* **The problem**: Each line of the listing must be transcribed exactly, except for the images, which should be excluded.

* **Extracted records**:
· · · · · · ·
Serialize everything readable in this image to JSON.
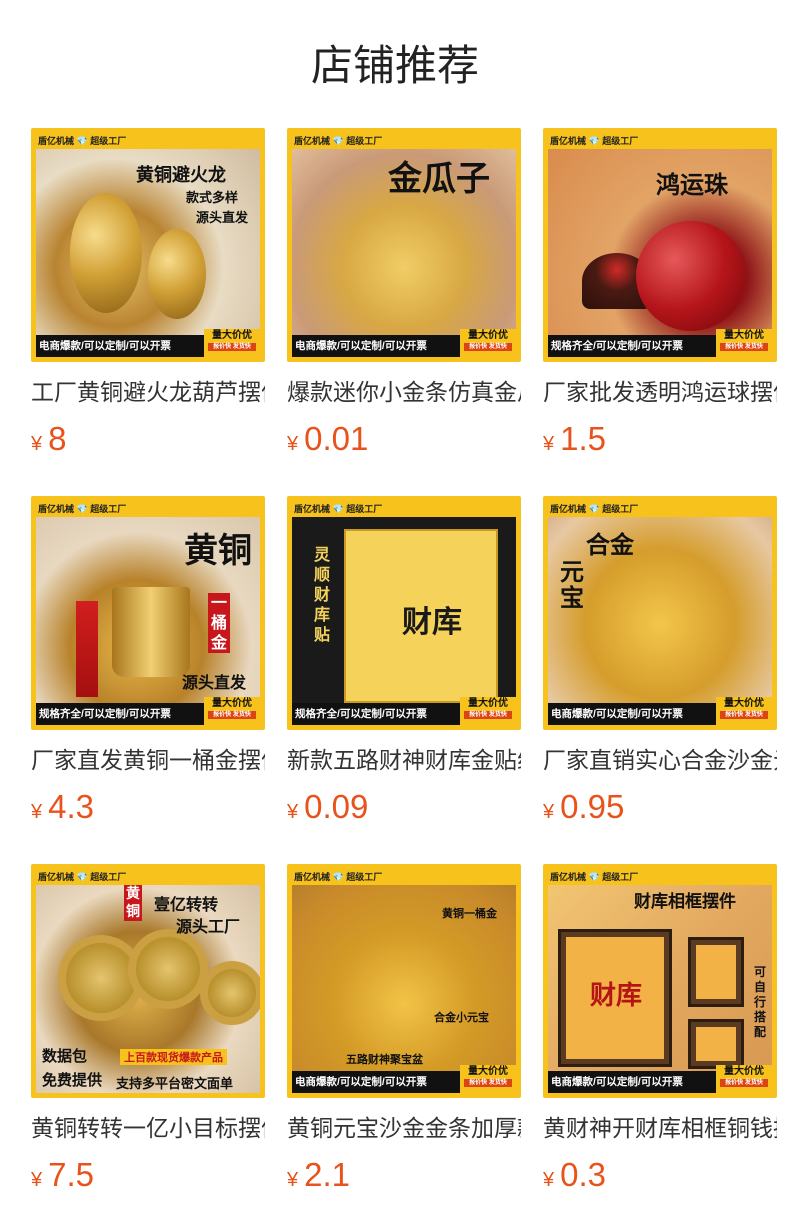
{
  "page": {
    "title": "店铺推荐"
  },
  "products": [
    {
      "title": "工厂黄铜避火龙葫芦摆件",
      "currency": "¥",
      "price": "8",
      "image": {
        "top_bar": "盾亿机械 💎 超级工厂",
        "bottom_bar": "电商爆款/可以定制/可以开票",
        "badge": "量大价优",
        "badge_sub": "报价快 发货快",
        "overlay": [
          "黄铜避火龙",
          "款式多样",
          "源头直发"
        ]
      }
    },
    {
      "title": "爆款迷你小金条仿真金瓜子",
      "currency": "¥",
      "price": "0.01",
      "image": {
        "top_bar": "盾亿机械 💎 超级工厂",
        "bottom_bar": "电商爆款/可以定制/可以开票",
        "badge": "量大价优",
        "badge_sub": "报价快 发货快",
        "overlay": [
          "金瓜子"
        ]
      }
    },
    {
      "title": "厂家批发透明鸿运球摆件",
      "currency": "¥",
      "price": "1.5",
      "image": {
        "top_bar": "盾亿机械 💎 超级工厂",
        "bottom_bar": "规格齐全/可以定制/可以开票",
        "badge": "量大价优",
        "badge_sub": "报价快 发货快",
        "overlay": [
          "鸿运珠"
        ]
      }
    },
    {
      "title": "厂家直发黄铜一桶金摆件",
      "currency": "¥",
      "price": "4.3",
      "image": {
        "top_bar": "盾亿机械 💎 超级工厂",
        "bottom_bar": "规格齐全/可以定制/可以开票",
        "badge": "量大价优",
        "badge_sub": "报价快 发货快",
        "overlay": [
          "黄铜",
          "一桶金",
          "源头直发"
        ]
      }
    },
    {
      "title": "新款五路财神财库金贴纸",
      "currency": "¥",
      "price": "0.09",
      "image": {
        "top_bar": "盾亿机械 💎 超级工厂",
        "bottom_bar": "规格齐全/可以定制/可以开票",
        "badge": "量大价优",
        "badge_sub": "报价快 发货快",
        "overlay": [
          "灵顺财库贴",
          "财库"
        ]
      }
    },
    {
      "title": "厂家直销实心合金沙金元宝",
      "currency": "¥",
      "price": "0.95",
      "image": {
        "top_bar": "盾亿机械 💎 超级工厂",
        "bottom_bar": "电商爆款/可以定制/可以开票",
        "badge": "量大价优",
        "badge_sub": "报价快 发货快",
        "overlay": [
          "合金",
          "元宝"
        ]
      }
    },
    {
      "title": "黄铜转转一亿小目标摆件",
      "currency": "¥",
      "price": "7.5",
      "image": {
        "top_bar": "盾亿机械 💎 超级工厂",
        "bottom_bar": "",
        "badge": "",
        "badge_sub": "",
        "overlay": [
          "黄铜",
          "壹亿转转",
          "源头工厂",
          "数据包",
          "免费提供",
          "上百款现货爆款产品",
          "支持多平台密文面单"
        ]
      }
    },
    {
      "title": "黄铜元宝沙金金条加厚款",
      "currency": "¥",
      "price": "2.1",
      "image": {
        "top_bar": "盾亿机械 💎 超级工厂",
        "bottom_bar": "电商爆款/可以定制/可以开票",
        "badge": "量大价优",
        "badge_sub": "报价快 发货快",
        "overlay": [
          "黄铜一桶金",
          "合金小元宝",
          "五路财神聚宝盆"
        ]
      }
    },
    {
      "title": "黄财神开财库相框铜钱摆件",
      "currency": "¥",
      "price": "0.3",
      "image": {
        "top_bar": "盾亿机械 💎 超级工厂",
        "bottom_bar": "电商爆款/可以定制/可以开票",
        "badge": "量大价优",
        "badge_sub": "报价快 发货快",
        "overlay": [
          "财库相框摆件",
          "财库",
          "可自行搭配"
        ]
      }
    }
  ]
}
· · · · · · ·
* **Reply**:
Serialize everything readable in this image to JSON.
{
  "page": {
    "title": "店铺推荐"
  },
  "products": [
    {
      "title": "工厂黄铜避火龙葫芦摆件",
      "currency": "¥",
      "price": "8",
      "image": {
        "top_bar": "盾亿机械 💎 超级工厂",
        "bottom_bar": "电商爆款/可以定制/可以开票",
        "badge": "量大价优",
        "badge_sub": "报价快 发货快",
        "overlay": [
          "黄铜避火龙",
          "款式多样",
          "源头直发"
        ]
      }
    },
    {
      "title": "爆款迷你小金条仿真金瓜子",
      "currency": "¥",
      "price": "0.01",
      "image": {
        "top_bar": "盾亿机械 💎 超级工厂",
        "bottom_bar": "电商爆款/可以定制/可以开票",
        "badge": "量大价优",
        "badge_sub": "报价快 发货快",
        "overlay": [
          "金瓜子"
        ]
      }
    },
    {
      "title": "厂家批发透明鸿运球摆件",
      "currency": "¥",
      "price": "1.5",
      "image": {
        "top_bar": "盾亿机械 💎 超级工厂",
        "bottom_bar": "规格齐全/可以定制/可以开票",
        "badge": "量大价优",
        "badge_sub": "报价快 发货快",
        "overlay": [
          "鸿运珠"
        ]
      }
    },
    {
      "title": "厂家直发黄铜一桶金摆件",
      "currency": "¥",
      "price": "4.3",
      "image": {
        "top_bar": "盾亿机械 💎 超级工厂",
        "bottom_bar": "规格齐全/可以定制/可以开票",
        "badge": "量大价优",
        "badge_sub": "报价快 发货快",
        "overlay": [
          "黄铜",
          "一桶金",
          "源头直发"
        ]
      }
    },
    {
      "title": "新款五路财神财库金贴纸",
      "currency": "¥",
      "price": "0.09",
      "image": {
        "top_bar": "盾亿机械 💎 超级工厂",
        "bottom_bar": "规格齐全/可以定制/可以开票",
        "badge": "量大价优",
        "badge_sub": "报价快 发货快",
        "overlay": [
          "灵顺财库贴",
          "财库"
        ]
      }
    },
    {
      "title": "厂家直销实心合金沙金元宝",
      "currency": "¥",
      "price": "0.95",
      "image": {
        "top_bar": "盾亿机械 💎 超级工厂",
        "bottom_bar": "电商爆款/可以定制/可以开票",
        "badge": "量大价优",
        "badge_sub": "报价快 发货快",
        "overlay": [
          "合金",
          "元宝"
        ]
      }
    },
    {
      "title": "黄铜转转一亿小目标摆件",
      "currency": "¥",
      "price": "7.5",
      "image": {
        "top_bar": "盾亿机械 💎 超级工厂",
        "bottom_bar": "",
        "badge": "",
        "badge_sub": "",
        "overlay": [
          "黄铜",
          "壹亿转转",
          "源头工厂",
          "数据包",
          "免费提供",
          "上百款现货爆款产品",
          "支持多平台密文面单"
        ]
      }
    },
    {
      "title": "黄铜元宝沙金金条加厚款",
      "currency": "¥",
      "price": "2.1",
      "image": {
        "top_bar": "盾亿机械 💎 超级工厂",
        "bottom_bar": "电商爆款/可以定制/可以开票",
        "badge": "量大价优",
        "badge_sub": "报价快 发货快",
        "overlay": [
          "黄铜一桶金",
          "合金小元宝",
          "五路财神聚宝盆"
        ]
      }
    },
    {
      "title": "黄财神开财库相框铜钱摆件",
      "currency": "¥",
      "price": "0.3",
      "image": {
        "top_bar": "盾亿机械 💎 超级工厂",
        "bottom_bar": "电商爆款/可以定制/可以开票",
        "badge": "量大价优",
        "badge_sub": "报价快 发货快",
        "overlay": [
          "财库相框摆件",
          "财库",
          "可自行搭配"
        ]
      }
    }
  ]
}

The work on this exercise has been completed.